**Trecho fornecido:**
────────
Prevent Senior repete práticas nazistas e serve de alerta para o país

Sob Bolsonaro, é bom lembrar que médicos ajudaram mas também combateram horror de Hitler



Michel Gherman* e Natalia Pasternak** - Folha.com

As notícias que vieram a público dando conta de conduta antiética da companhia de seguros Prevent Senior durante a pandemia levaram a comparações com os experimentos pseudocientíficos realizados pela Alemanha nazista com prisioneiros de campos de concentração.

É óbvio que o nazismo foi muito mais perverso nos experimentos que foram feitos. Muita gente acha um exagero comparar com a Prevent Senior. Mas, mesmo que os números e o nível de perversidade possam parecer diferentes, a ideologia que há por trás é tão funcionalmente perversa quanto.

Por exemplo, no que diz respeito a quem decide quem são as pessoas descartáveis e quem são as pessoas que devem viver —caberia ao dono do hospital e a própria estrutura da empresa esta escolha.

O Museu do Holocausto, de Curitiba, compilou um retrato histórico das atrocidades nazistas neste âmbito: “Médicos e cientistas ligados ao regime nazista não se furtavam a realizar os mais absurdos experimentos pseudocientíficos com internos de campos de concentração e de extermínio, cujas vidas eram vistas como descartáveis. Isso foi feito à profusão”.

Estes experimentos se davam em três categorias, segundo o documento.
────────
(Dados de reconhecimento da estrutura do documento)
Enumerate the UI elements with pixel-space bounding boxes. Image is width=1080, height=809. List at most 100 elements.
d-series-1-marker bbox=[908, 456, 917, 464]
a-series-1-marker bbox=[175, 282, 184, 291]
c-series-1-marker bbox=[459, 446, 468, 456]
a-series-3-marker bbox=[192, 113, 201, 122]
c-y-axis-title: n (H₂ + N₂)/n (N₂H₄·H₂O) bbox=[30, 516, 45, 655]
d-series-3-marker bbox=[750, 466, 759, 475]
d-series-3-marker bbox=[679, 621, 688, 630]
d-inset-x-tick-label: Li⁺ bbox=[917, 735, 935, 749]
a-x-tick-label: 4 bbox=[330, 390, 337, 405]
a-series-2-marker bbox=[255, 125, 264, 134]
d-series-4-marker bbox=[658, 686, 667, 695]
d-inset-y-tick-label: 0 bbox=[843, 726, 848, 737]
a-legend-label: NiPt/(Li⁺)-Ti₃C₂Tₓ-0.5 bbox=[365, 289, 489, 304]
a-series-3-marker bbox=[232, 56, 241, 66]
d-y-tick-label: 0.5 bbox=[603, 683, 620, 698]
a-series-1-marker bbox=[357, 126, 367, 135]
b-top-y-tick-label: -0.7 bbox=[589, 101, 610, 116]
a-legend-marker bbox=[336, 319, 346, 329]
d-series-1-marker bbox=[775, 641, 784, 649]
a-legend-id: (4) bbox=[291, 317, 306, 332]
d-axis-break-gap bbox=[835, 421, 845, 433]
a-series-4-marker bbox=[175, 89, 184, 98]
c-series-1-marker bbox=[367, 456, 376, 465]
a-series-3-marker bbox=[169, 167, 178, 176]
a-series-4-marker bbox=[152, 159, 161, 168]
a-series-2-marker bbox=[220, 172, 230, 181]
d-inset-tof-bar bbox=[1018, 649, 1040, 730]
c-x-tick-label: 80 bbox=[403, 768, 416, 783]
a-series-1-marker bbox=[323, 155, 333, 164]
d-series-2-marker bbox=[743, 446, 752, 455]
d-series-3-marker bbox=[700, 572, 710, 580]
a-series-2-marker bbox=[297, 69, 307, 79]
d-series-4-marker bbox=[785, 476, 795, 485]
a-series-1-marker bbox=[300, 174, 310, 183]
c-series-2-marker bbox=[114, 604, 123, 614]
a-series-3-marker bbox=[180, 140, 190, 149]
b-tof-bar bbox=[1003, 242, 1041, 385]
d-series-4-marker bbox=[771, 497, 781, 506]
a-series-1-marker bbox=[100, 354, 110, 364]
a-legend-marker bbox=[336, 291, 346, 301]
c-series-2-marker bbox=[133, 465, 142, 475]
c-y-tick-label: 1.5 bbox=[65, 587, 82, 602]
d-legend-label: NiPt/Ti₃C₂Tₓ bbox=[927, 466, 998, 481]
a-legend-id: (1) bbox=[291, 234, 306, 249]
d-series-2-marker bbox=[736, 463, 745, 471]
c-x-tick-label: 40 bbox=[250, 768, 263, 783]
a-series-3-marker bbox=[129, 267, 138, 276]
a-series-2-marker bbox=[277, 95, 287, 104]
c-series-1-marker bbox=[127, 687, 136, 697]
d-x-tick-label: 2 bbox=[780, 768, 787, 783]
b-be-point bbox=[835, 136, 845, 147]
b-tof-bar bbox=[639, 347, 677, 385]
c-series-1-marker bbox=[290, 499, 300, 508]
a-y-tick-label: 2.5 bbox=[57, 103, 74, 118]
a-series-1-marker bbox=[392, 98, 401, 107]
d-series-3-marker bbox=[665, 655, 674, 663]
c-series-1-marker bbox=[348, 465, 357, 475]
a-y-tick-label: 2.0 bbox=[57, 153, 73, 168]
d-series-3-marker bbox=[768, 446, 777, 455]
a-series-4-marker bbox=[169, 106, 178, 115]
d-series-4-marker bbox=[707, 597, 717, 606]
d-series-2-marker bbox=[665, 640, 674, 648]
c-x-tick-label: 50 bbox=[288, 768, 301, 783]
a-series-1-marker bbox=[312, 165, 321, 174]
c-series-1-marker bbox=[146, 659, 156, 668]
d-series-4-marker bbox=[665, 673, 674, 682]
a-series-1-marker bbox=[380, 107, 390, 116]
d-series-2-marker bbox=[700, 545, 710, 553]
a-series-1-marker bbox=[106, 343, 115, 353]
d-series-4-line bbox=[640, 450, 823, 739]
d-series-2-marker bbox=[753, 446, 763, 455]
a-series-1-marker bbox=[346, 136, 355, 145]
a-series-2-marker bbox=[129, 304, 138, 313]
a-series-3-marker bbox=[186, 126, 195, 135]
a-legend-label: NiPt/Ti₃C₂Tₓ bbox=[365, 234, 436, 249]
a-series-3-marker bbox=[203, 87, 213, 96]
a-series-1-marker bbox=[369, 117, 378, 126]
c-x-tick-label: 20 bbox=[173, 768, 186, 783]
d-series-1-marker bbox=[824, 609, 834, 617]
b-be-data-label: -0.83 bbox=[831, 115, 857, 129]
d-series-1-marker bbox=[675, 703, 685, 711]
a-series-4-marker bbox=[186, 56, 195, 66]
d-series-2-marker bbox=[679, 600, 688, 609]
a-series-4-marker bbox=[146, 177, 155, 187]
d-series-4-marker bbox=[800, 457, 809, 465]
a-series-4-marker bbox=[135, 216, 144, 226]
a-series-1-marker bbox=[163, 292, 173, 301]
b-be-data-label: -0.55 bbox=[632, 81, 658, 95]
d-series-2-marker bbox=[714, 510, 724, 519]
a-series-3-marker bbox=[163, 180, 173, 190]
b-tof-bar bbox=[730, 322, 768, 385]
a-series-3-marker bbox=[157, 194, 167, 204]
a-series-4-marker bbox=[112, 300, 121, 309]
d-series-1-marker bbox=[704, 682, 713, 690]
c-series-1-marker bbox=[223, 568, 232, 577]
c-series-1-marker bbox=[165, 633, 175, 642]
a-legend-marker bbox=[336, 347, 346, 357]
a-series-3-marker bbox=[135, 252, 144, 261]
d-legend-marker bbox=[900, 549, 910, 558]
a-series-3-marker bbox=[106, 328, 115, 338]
────────
**Requisito A:** Quais pessoas são citadas pelo nome no artigo sobre a Prevent Senior?
**Requisito B:** Dê continuidade ao artigo sobre a Prevent Senior a partir da frase "Estes experimentos se davam em três categorias, segundo o documento."

**Resultado da tarefa A:** Bolsonaro, Hitler, Michel Gherman, Natalia Pasternak

**Resultado da tarefa B:**
“A primeira tinha o objetivo de propiciar a sobrevivência de soldados alemães —o que levou a simulações de condições extremas de batalha para determinar reações à altitude, à baixa pressão, ao congelamento e até métodos de transformação de água do mar em potável. A segunda, também voltada aos militares, tinha o propósito de desenvolver medicamentos, assim como métodos de tratamento para ferimentos e enfermidades. Cobaias intencionalmente infectadas eram utilizadas para testar agentes imunizantes e soros (incluindo gases tóxicos) contra malária, tifo e febre tifoide, dentre outros. Já a terceira categoria visava aprofundar as premissas ideológicas do nazismo, na tentativa de confirmar a pretensa inferioridade racial de judeus e de ciganos — incluindo métodos de esterilização em massa.Ainda há de se mencionar a ativa participação de grande número de profissionais de saúde no programa Aktion T4, que assassinou milhares de pessoas com deficiências ou com distúrbios mentais.”

O contexto brasileiro é outro, mas os princípios e a falta de respeito pela vida humana são iguais.

Apesar de vir à tona agora de maneira tão escandalosa por causa da CPI, o caso Prevent Senior não é recente. Ele começa em abril de 2020 quando um estudo, que nem se pode chamar de estudo, foi propagandeado como uma revolução no tratamento da Covid-19 no Brasil e no mundo.

Havia problemas éticos neste estudo: metade dos participantes não tinha ciência nem dado anuência para participar dele. E a metodologia empregada era duvidosa. Naquela altura, a preocupação era disseminar o uso do kit Covid por uma questão de marketing e de apoio à ideologia política do governo Bolsonaro.

Depois viria a orientação direta para que os médicos prescrevessem o uso dos medicamentos no tratamento da doença, uma vez mais sem consentimento dos pacientes, e a omissão da causa correta dos óbitos nos hospitais da instituição.

O que há de semelhança com a prática nazista? A não informação, a ocultação de motivos, a não anuência dos voluntários ou dos pacientes que serviram de cobaias.

A diferença é que os internos dos campos de concentração não tinham escolha se queriam participar dos experimentos ou não. No caso da Prevent Senior ninguém era prisioneiro, mas também não ficou sabendo do que estava acontecendo.

Cabe lembrar que não há práticas nazistas sem um processo bem-sucedido de desumanização.

Manaus dialogou com essa perspectiva. De alguma maneira, uma cidade inteira, uma população inteira passou por experimentos. É o princípio de que “velhos vão morrer de qualquer jeito”. Prática típica da eugenia, que deve ser entendida a partir de Nuremberg.

Em 1946, entre os diversos julgamentos de criminosos nazistas ocorridos na cidade alemã, esteve o que ficou conhecido como o “processo contra os médicos”.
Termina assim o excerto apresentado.